● Instructions to follow: Extract every line below, verbatim.

+++

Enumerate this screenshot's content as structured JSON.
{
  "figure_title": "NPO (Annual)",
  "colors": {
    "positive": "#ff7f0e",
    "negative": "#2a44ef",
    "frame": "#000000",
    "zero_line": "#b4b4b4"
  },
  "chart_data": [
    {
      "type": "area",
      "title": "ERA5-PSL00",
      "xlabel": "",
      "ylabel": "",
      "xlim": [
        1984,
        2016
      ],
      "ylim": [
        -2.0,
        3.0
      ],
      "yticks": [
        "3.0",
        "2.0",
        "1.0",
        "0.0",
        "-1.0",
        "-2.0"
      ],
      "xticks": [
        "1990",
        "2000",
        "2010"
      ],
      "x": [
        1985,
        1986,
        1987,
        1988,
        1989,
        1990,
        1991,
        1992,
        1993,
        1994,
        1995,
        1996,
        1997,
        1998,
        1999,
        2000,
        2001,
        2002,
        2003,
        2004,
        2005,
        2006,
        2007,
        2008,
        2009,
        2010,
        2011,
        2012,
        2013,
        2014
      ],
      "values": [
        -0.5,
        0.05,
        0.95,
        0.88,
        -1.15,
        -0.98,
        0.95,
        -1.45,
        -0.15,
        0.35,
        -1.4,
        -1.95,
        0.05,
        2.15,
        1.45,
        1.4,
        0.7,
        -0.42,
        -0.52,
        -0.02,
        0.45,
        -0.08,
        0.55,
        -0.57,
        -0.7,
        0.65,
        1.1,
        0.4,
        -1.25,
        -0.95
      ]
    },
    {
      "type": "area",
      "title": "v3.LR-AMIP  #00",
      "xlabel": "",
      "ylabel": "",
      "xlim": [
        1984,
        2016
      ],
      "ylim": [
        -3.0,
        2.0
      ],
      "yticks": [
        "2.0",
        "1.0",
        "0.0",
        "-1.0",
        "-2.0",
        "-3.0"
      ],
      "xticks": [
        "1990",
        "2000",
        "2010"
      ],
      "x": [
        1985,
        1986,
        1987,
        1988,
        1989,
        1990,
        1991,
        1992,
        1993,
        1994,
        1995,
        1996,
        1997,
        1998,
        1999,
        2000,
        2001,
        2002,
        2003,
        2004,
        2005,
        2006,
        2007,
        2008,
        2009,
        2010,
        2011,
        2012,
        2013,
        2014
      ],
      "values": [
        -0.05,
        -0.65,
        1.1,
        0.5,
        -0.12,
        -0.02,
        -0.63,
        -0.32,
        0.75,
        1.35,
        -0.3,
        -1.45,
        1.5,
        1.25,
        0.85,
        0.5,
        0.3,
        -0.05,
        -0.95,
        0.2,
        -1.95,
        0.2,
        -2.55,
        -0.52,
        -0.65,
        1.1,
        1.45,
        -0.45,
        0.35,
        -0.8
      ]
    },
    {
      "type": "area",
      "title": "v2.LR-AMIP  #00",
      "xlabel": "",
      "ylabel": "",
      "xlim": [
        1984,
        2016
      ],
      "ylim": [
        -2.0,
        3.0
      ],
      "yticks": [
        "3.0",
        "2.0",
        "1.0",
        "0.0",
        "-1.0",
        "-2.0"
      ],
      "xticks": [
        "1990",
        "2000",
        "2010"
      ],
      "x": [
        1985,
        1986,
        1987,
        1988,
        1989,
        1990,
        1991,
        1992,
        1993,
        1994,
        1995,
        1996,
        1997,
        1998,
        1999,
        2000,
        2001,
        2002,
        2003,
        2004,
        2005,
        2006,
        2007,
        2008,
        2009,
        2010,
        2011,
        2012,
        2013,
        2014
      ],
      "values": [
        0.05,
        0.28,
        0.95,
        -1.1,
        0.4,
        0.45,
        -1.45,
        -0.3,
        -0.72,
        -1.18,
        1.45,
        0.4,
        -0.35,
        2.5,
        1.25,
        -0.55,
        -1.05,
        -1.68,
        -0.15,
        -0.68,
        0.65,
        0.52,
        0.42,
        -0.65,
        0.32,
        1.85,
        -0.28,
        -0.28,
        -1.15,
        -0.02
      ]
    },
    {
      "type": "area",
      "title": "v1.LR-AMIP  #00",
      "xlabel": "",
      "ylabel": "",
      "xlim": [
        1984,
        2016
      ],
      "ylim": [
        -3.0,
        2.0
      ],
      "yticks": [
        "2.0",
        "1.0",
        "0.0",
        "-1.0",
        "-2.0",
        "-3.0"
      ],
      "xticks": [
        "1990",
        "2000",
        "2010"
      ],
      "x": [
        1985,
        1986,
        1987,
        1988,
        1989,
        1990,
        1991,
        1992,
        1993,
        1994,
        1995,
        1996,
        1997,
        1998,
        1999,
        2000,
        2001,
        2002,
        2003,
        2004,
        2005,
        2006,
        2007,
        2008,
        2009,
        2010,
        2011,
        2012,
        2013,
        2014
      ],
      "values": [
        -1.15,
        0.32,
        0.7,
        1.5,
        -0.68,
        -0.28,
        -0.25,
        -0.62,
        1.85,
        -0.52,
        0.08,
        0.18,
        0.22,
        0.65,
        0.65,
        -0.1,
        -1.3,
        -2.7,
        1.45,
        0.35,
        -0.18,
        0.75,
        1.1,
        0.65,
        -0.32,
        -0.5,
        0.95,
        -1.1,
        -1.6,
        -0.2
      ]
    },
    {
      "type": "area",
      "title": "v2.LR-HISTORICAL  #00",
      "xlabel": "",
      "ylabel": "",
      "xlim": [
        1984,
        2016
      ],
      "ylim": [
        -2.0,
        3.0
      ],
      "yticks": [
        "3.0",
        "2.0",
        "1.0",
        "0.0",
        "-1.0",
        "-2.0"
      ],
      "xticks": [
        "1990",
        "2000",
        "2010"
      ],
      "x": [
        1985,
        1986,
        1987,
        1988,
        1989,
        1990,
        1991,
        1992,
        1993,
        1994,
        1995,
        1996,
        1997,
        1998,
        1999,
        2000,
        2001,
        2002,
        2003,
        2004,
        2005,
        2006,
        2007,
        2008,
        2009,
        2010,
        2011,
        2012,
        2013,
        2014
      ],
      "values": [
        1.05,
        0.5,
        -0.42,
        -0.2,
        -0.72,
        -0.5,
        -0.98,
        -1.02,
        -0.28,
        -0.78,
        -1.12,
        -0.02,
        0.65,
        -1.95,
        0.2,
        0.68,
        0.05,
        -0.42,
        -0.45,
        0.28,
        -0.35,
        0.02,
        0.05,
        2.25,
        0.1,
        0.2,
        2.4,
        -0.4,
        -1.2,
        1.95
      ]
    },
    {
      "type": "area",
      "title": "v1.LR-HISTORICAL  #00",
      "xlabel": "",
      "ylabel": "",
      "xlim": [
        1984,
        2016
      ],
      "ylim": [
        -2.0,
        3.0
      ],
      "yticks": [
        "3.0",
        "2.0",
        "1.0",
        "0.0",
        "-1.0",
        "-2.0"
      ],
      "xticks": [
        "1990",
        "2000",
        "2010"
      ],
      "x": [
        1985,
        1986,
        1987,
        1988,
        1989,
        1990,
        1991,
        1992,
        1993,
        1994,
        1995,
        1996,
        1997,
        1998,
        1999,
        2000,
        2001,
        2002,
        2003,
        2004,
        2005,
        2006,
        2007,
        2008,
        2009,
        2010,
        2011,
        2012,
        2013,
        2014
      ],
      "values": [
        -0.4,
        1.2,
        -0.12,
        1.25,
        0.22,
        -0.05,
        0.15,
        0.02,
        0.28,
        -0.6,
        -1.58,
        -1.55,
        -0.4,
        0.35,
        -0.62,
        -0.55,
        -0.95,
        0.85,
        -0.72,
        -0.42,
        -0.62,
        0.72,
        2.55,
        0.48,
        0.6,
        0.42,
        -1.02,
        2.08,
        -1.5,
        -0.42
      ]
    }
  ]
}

+++

● Exercise output:
Enumerate this screenshot's content as structured JSON.
{
  "figure_title": "NPO (Annual)",
  "colors": {
    "positive": "#ff7f0e",
    "negative": "#2a44ef",
    "frame": "#000000",
    "zero_line": "#b4b4b4"
  },
  "chart_data": [
    {
      "type": "area",
      "title": "ERA5-PSL00",
      "xlabel": "",
      "ylabel": "",
      "xlim": [
        1984,
        2016
      ],
      "ylim": [
        -2.0,
        3.0
      ],
      "yticks": [
        "3.0",
        "2.0",
        "1.0",
        "0.0",
        "-1.0",
        "-2.0"
      ],
      "xticks": [
        "1990",
        "2000",
        "2010"
      ],
      "x": [
        1985,
        1986,
        1987,
        1988,
        1989,
        1990,
        1991,
        1992,
        1993,
        1994,
        1995,
        1996,
        1997,
        1998,
        1999,
        2000,
        2001,
        2002,
        2003,
        2004,
        2005,
        2006,
        2007,
        2008,
        2009,
        2010,
        2011,
        2012,
        2013,
        2014
      ],
      "values": [
        -0.5,
        0.05,
        0.95,
        0.88,
        -1.15,
        -0.98,
        0.95,
        -1.45,
        -0.15,
        0.35,
        -1.4,
        -1.95,
        0.05,
        2.15,
        1.45,
        1.4,
        0.7,
        -0.42,
        -0.52,
        -0.02,
        0.45,
        -0.08,
        0.55,
        -0.57,
        -0.7,
        0.65,
        1.1,
        0.4,
        -1.25,
        -0.95
      ]
    },
    {
      "type": "area",
      "title": "v3.LR-AMIP  #00",
      "xlabel": "",
      "ylabel": "",
      "xlim": [
        1984,
        2016
      ],
      "ylim": [
        -3.0,
        2.0
      ],
      "yticks": [
        "2.0",
        "1.0",
        "0.0",
        "-1.0",
        "-2.0",
        "-3.0"
      ],
      "xticks": [
        "1990",
        "2000",
        "2010"
      ],
      "x": [
        1985,
        1986,
        1987,
        1988,
        1989,
        1990,
        1991,
        1992,
        1993,
        1994,
        1995,
        1996,
        1997,
        1998,
        1999,
        2000,
        2001,
        2002,
        2003,
        2004,
        2005,
        2006,
        2007,
        2008,
        2009,
        2010,
        2011,
        2012,
        2013,
        2014
      ],
      "values": [
        -0.05,
        -0.65,
        1.1,
        0.5,
        -0.12,
        -0.02,
        -0.63,
        -0.32,
        0.75,
        1.35,
        -0.3,
        -1.45,
        1.5,
        1.25,
        0.85,
        0.5,
        0.3,
        -0.05,
        -0.95,
        0.2,
        -1.95,
        0.2,
        -2.55,
        -0.52,
        -0.65,
        1.1,
        1.45,
        -0.45,
        0.35,
        -0.8
      ]
    },
    {
      "type": "area",
      "title": "v2.LR-AMIP  #00",
      "xlabel": "",
      "ylabel": "",
      "xlim": [
        1984,
        2016
      ],
      "ylim": [
        -2.0,
        3.0
      ],
      "yticks": [
        "3.0",
        "2.0",
        "1.0",
        "0.0",
        "-1.0",
        "-2.0"
      ],
      "xticks": [
        "1990",
        "2000",
        "2010"
      ],
      "x": [
        1985,
        1986,
        1987,
        1988,
        1989,
        1990,
        1991,
        1992,
        1993,
        1994,
        1995,
        1996,
        1997,
        1998,
        1999,
        2000,
        2001,
        2002,
        2003,
        2004,
        2005,
        2006,
        2007,
        2008,
        2009,
        2010,
        2011,
        2012,
        2013,
        2014
      ],
      "values": [
        0.05,
        0.28,
        0.95,
        -1.1,
        0.4,
        0.45,
        -1.45,
        -0.3,
        -0.72,
        -1.18,
        1.45,
        0.4,
        -0.35,
        2.5,
        1.25,
        -0.55,
        -1.05,
        -1.68,
        -0.15,
        -0.68,
        0.65,
        0.52,
        0.42,
        -0.65,
        0.32,
        1.85,
        -0.28,
        -0.28,
        -1.15,
        -0.02
      ]
    },
    {
      "type": "area",
      "title": "v1.LR-AMIP  #00",
      "xlabel": "",
      "ylabel": "",
      "xlim": [
        1984,
        2016
      ],
      "ylim": [
        -3.0,
        2.0
      ],
      "yticks": [
        "2.0",
        "1.0",
        "0.0",
        "-1.0",
        "-2.0",
        "-3.0"
      ],
      "xticks": [
        "1990",
        "2000",
        "2010"
      ],
      "x": [
        1985,
        1986,
        1987,
        1988,
        1989,
        1990,
        1991,
        1992,
        1993,
        1994,
        1995,
        1996,
        1997,
        1998,
        1999,
        2000,
        2001,
        2002,
        2003,
        2004,
        2005,
        2006,
        2007,
        2008,
        2009,
        2010,
        2011,
        2012,
        2013,
        2014
      ],
      "values": [
        -1.15,
        0.32,
        0.7,
        1.5,
        -0.68,
        -0.28,
        -0.25,
        -0.62,
        1.85,
        -0.52,
        0.08,
        0.18,
        0.22,
        0.65,
        0.65,
        -0.1,
        -1.3,
        -2.7,
        1.45,
        0.35,
        -0.18,
        0.75,
        1.1,
        0.65,
        -0.32,
        -0.5,
        0.95,
        -1.1,
        -1.6,
        -0.2
      ]
    },
    {
      "type": "area",
      "title": "v2.LR-HISTORICAL  #00",
      "xlabel": "",
      "ylabel": "",
      "xlim": [
        1984,
        2016
      ],
      "ylim": [
        -2.0,
        3.0
      ],
      "yticks": [
        "3.0",
        "2.0",
        "1.0",
        "0.0",
        "-1.0",
        "-2.0"
      ],
      "xticks": [
        "1990",
        "2000",
        "2010"
      ],
      "x": [
        1985,
        1986,
        1987,
        1988,
        1989,
        1990,
        1991,
        1992,
        1993,
        1994,
        1995,
        1996,
        1997,
        1998,
        1999,
        2000,
        2001,
        2002,
        2003,
        2004,
        2005,
        2006,
        2007,
        2008,
        2009,
        2010,
        2011,
        2012,
        2013,
        2014
      ],
      "values": [
        1.05,
        0.5,
        -0.42,
        -0.2,
        -0.72,
        -0.5,
        -0.98,
        -1.02,
        -0.28,
        -0.78,
        -1.12,
        -0.02,
        0.65,
        -1.95,
        0.2,
        0.68,
        0.05,
        -0.42,
        -0.45,
        0.28,
        -0.35,
        0.02,
        0.05,
        2.25,
        0.1,
        0.2,
        2.4,
        -0.4,
        -1.2,
        1.95
      ]
    },
    {
      "type": "area",
      "title": "v1.LR-HISTORICAL  #00",
      "xlabel": "",
      "ylabel": "",
      "xlim": [
        1984,
        2016
      ],
      "ylim": [
        -2.0,
        3.0
      ],
      "yticks": [
        "3.0",
        "2.0",
        "1.0",
        "0.0",
        "-1.0",
        "-2.0"
      ],
      "xticks": [
        "1990",
        "2000",
        "2010"
      ],
      "x": [
        1985,
        1986,
        1987,
        1988,
        1989,
        1990,
        1991,
        1992,
        1993,
        1994,
        1995,
        1996,
        1997,
        1998,
        1999,
        2000,
        2001,
        2002,
        2003,
        2004,
        2005,
        2006,
        2007,
        2008,
        2009,
        2010,
        2011,
        2012,
        2013,
        2014
      ],
      "values": [
        -0.4,
        1.2,
        -0.12,
        1.25,
        0.22,
        -0.05,
        0.15,
        0.02,
        0.28,
        -0.6,
        -1.58,
        -1.55,
        -0.4,
        0.35,
        -0.62,
        -0.55,
        -0.95,
        0.85,
        -0.72,
        -0.42,
        -0.62,
        0.72,
        2.55,
        0.48,
        0.6,
        0.42,
        -1.02,
        2.08,
        -1.5,
        -0.42
      ]
    }
  ]
}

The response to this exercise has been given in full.